> Given instruction: Restate the full set of records exactly, without adding or dropping a word.

- - - - -

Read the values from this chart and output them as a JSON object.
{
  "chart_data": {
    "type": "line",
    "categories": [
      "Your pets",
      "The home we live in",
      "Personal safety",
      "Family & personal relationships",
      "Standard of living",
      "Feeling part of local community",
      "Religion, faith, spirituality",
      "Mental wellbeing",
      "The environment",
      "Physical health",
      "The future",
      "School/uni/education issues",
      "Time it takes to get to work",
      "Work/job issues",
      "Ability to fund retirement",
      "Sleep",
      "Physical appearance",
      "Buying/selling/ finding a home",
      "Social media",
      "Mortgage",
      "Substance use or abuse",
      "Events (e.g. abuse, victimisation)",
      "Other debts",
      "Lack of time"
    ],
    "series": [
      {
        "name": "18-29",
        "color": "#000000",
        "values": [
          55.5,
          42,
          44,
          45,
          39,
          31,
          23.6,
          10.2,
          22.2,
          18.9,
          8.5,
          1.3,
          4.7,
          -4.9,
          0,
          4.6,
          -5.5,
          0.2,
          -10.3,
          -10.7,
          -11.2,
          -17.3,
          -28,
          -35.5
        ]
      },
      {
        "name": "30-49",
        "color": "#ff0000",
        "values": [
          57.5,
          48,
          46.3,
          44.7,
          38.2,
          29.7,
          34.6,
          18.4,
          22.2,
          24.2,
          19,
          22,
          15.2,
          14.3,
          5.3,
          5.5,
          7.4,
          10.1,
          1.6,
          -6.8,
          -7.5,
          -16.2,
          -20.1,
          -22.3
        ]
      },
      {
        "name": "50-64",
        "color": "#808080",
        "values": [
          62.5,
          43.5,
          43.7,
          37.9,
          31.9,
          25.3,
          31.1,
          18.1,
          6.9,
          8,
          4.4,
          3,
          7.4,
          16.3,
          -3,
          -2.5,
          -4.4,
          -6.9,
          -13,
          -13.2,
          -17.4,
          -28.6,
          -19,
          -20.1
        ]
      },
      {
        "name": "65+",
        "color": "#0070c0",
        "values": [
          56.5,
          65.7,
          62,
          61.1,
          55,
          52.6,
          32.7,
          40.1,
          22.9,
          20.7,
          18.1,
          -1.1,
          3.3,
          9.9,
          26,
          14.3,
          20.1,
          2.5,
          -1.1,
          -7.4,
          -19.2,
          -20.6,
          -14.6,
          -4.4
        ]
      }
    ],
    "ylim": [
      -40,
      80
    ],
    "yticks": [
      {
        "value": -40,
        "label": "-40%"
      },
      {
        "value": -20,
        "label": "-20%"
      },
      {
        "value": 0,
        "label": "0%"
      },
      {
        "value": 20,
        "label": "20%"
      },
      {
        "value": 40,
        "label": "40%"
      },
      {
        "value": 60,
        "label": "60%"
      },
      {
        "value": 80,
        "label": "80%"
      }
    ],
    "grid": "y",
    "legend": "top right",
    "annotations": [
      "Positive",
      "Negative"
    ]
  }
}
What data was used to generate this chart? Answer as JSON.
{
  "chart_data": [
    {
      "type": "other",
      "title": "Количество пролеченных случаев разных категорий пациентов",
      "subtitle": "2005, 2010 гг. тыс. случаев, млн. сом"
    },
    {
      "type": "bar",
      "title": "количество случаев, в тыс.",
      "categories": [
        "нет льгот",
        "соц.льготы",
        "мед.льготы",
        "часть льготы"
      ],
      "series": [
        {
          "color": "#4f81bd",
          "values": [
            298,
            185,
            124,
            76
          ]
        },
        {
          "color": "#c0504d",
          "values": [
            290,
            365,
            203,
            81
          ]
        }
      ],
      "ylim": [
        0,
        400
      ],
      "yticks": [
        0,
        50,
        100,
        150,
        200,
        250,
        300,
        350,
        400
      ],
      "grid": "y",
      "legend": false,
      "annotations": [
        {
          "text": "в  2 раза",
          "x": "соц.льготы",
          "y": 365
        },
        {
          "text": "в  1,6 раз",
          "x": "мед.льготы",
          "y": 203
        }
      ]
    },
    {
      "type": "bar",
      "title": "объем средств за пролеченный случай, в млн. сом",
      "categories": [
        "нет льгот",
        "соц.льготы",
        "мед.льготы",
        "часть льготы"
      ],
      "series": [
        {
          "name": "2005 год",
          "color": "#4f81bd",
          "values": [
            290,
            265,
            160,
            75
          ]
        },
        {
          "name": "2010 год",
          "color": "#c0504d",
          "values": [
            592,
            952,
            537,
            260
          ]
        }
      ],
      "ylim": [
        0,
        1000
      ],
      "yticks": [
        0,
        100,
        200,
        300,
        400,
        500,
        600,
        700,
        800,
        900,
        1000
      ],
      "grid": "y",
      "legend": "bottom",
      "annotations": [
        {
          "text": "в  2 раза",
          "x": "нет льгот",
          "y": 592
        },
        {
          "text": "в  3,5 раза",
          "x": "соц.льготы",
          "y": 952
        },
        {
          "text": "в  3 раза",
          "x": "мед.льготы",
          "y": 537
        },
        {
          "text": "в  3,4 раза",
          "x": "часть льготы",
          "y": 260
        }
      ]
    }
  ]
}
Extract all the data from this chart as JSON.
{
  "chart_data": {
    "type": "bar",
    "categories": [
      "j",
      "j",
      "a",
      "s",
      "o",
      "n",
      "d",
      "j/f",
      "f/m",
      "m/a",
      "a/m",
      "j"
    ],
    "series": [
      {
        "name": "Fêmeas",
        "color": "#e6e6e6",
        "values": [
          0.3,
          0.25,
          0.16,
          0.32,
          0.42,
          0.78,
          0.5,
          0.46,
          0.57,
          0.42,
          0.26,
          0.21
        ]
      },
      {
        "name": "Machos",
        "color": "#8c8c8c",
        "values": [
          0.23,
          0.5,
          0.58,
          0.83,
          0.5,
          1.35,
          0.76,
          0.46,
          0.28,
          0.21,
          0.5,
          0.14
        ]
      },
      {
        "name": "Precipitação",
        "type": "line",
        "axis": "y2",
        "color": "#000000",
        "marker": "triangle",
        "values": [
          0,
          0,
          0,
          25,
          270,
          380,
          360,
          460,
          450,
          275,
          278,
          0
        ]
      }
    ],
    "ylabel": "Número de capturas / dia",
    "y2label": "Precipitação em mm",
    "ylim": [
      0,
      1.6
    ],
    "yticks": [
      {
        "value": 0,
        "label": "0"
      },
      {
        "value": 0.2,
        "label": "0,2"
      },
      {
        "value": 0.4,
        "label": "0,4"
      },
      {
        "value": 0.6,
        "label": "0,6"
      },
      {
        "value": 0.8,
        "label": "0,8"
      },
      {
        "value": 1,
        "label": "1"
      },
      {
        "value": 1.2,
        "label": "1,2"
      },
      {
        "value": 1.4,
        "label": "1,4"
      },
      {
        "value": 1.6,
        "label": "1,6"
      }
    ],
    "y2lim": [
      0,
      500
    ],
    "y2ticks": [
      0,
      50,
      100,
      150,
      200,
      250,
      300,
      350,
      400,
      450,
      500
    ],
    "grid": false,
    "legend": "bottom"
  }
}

- - - - -

> Solved problem:
Read the values from this chart and output them as a JSON object.
{
  "chart_data": {
    "type": "line",
    "categories": [
      "Your pets",
      "The home we live in",
      "Personal safety",
      "Family & personal relationships",
      "Standard of living",
      "Feeling part of local community",
      "Religion, faith, spirituality",
      "Mental wellbeing",
      "The environment",
      "Physical health",
      "The future",
      "School/uni/education issues",
      "Time it takes to get to work",
      "Work/job issues",
      "Ability to fund retirement",
      "Sleep",
      "Physical appearance",
      "Buying/selling/ finding a home",
      "Social media",
      "Mortgage",
      "Substance use or abuse",
      "Events (e.g. abuse, victimisation)",
      "Other debts",
      "Lack of time"
    ],
    "series": [
      {
        "name": "18-29",
        "color": "#000000",
        "values": [
          55.5,
          42,
          44,
          45,
          39,
          31,
          23.6,
          10.2,
          22.2,
          18.9,
          8.5,
          1.3,
          4.7,
          -4.9,
          0,
          4.6,
          -5.5,
          0.2,
          -10.3,
          -10.7,
          -11.2,
          -17.3,
          -28,
          -35.5
        ]
      },
      {
        "name": "30-49",
        "color": "#ff0000",
        "values": [
          57.5,
          48,
          46.3,
          44.7,
          38.2,
          29.7,
          34.6,
          18.4,
          22.2,
          24.2,
          19,
          22,
          15.2,
          14.3,
          5.3,
          5.5,
          7.4,
          10.1,
          1.6,
          -6.8,
          -7.5,
          -16.2,
          -20.1,
          -22.3
        ]
      },
      {
        "name": "50-64",
        "color": "#808080",
        "values": [
          62.5,
          43.5,
          43.7,
          37.9,
          31.9,
          25.3,
          31.1,
          18.1,
          6.9,
          8,
          4.4,
          3,
          7.4,
          16.3,
          -3,
          -2.5,
          -4.4,
          -6.9,
          -13,
          -13.2,
          -17.4,
          -28.6,
          -19,
          -20.1
        ]
      },
      {
        "name": "65+",
        "color": "#0070c0",
        "values": [
          56.5,
          65.7,
          62,
          61.1,
          55,
          52.6,
          32.7,
          40.1,
          22.9,
          20.7,
          18.1,
          -1.1,
          3.3,
          9.9,
          26,
          14.3,
          20.1,
          2.5,
          -1.1,
          -7.4,
          -19.2,
          -20.6,
          -14.6,
          -4.4
        ]
      }
    ],
    "ylim": [
      -40,
      80
    ],
    "yticks": [
      {
        "value": -40,
        "label": "-40%"
      },
      {
        "value": -20,
        "label": "-20%"
      },
      {
        "value": 0,
        "label": "0%"
      },
      {
        "value": 20,
        "label": "20%"
      },
      {
        "value": 40,
        "label": "40%"
      },
      {
        "value": 60,
        "label": "60%"
      },
      {
        "value": 80,
        "label": "80%"
      }
    ],
    "grid": "y",
    "legend": "top right",
    "annotations": [
      "Positive",
      "Negative"
    ]
  }
}
What data was used to generate this chart? Answer as JSON.
{
  "chart_data": [
    {
      "type": "other",
      "title": "Количество пролеченных случаев разных категорий пациентов",
      "subtitle": "2005, 2010 гг. тыс. случаев, млн. сом"
    },
    {
      "type": "bar",
      "title": "количество случаев, в тыс.",
      "categories": [
        "нет льгот",
        "соц.льготы",
        "мед.льготы",
        "часть льготы"
      ],
      "series": [
        {
          "color": "#4f81bd",
          "values": [
            298,
            185,
            124,
            76
          ]
        },
        {
          "color": "#c0504d",
          "values": [
            290,
            365,
            203,
            81
          ]
        }
      ],
      "ylim": [
        0,
        400
      ],
      "yticks": [
        0,
        50,
        100,
        150,
        200,
        250,
        300,
        350,
        400
      ],
      "grid": "y",
      "legend": false,
      "annotations": [
        {
          "text": "в  2 раза",
          "x": "соц.льготы",
          "y": 365
        },
        {
          "text": "в  1,6 раз",
          "x": "мед.льготы",
          "y": 203
        }
      ]
    },
    {
      "type": "bar",
      "title": "объем средств за пролеченный случай, в млн. сом",
      "categories": [
        "нет льгот",
        "соц.льготы",
        "мед.льготы",
        "часть льготы"
      ],
      "series": [
        {
          "name": "2005 год",
          "color": "#4f81bd",
          "values": [
            290,
            265,
            160,
            75
          ]
        },
        {
          "name": "2010 год",
          "color": "#c0504d",
          "values": [
            592,
            952,
            537,
            260
          ]
        }
      ],
      "ylim": [
        0,
        1000
      ],
      "yticks": [
        0,
        100,
        200,
        300,
        400,
        500,
        600,
        700,
        800,
        900,
        1000
      ],
      "grid": "y",
      "legend": "bottom",
      "annotations": [
        {
          "text": "в  2 раза",
          "x": "нет льгот",
          "y": 592
        },
        {
          "text": "в  3,5 раза",
          "x": "соц.льготы",
          "y": 952
        },
        {
          "text": "в  3 раза",
          "x": "мед.льготы",
          "y": 537
        },
        {
          "text": "в  3,4 раза",
          "x": "часть льготы",
          "y": 260
        }
      ]
    }
  ]
}
Extract all the data from this chart as JSON.
{
  "chart_data": {
    "type": "bar",
    "categories": [
      "j",
      "j",
      "a",
      "s",
      "o",
      "n",
      "d",
      "j/f",
      "f/m",
      "m/a",
      "a/m",
      "j"
    ],
    "series": [
      {
        "name": "Fêmeas",
        "color": "#e6e6e6",
        "values": [
          0.3,
          0.25,
          0.16,
          0.32,
          0.42,
          0.78,
          0.5,
          0.46,
          0.57,
          0.42,
          0.26,
          0.21
        ]
      },
      {
        "name": "Machos",
        "color": "#8c8c8c",
        "values": [
          0.23,
          0.5,
          0.58,
          0.83,
          0.5,
          1.35,
          0.76,
          0.46,
          0.28,
          0.21,
          0.5,
          0.14
        ]
      },
      {
        "name": "Precipitação",
        "type": "line",
        "axis": "y2",
        "color": "#000000",
        "marker": "triangle",
        "values": [
          0,
          0,
          0,
          25,
          270,
          380,
          360,
          460,
          450,
          275,
          278,
          0
        ]
      }
    ],
    "ylabel": "Número de capturas / dia",
    "y2label": "Precipitação em mm",
    "ylim": [
      0,
      1.6
    ],
    "yticks": [
      {
        "value": 0,
        "label": "0"
      },
      {
        "value": 0.2,
        "label": "0,2"
      },
      {
        "value": 0.4,
        "label": "0,4"
      },
      {
        "value": 0.6,
        "label": "0,6"
      },
      {
        "value": 0.8,
        "label": "0,8"
      },
      {
        "value": 1,
        "label": "1"
      },
      {
        "value": 1.2,
        "label": "1,2"
      },
      {
        "value": 1.4,
        "label": "1,4"
      },
      {
        "value": 1.6,
        "label": "1,6"
      }
    ],
    "y2lim": [
      0,
      500
    ],
    "y2ticks": [
      0,
      50,
      100,
      150,
      200,
      250,
      300,
      350,
      400,
      450,
      500
    ],
    "grid": false,
    "legend": "bottom"
  }
}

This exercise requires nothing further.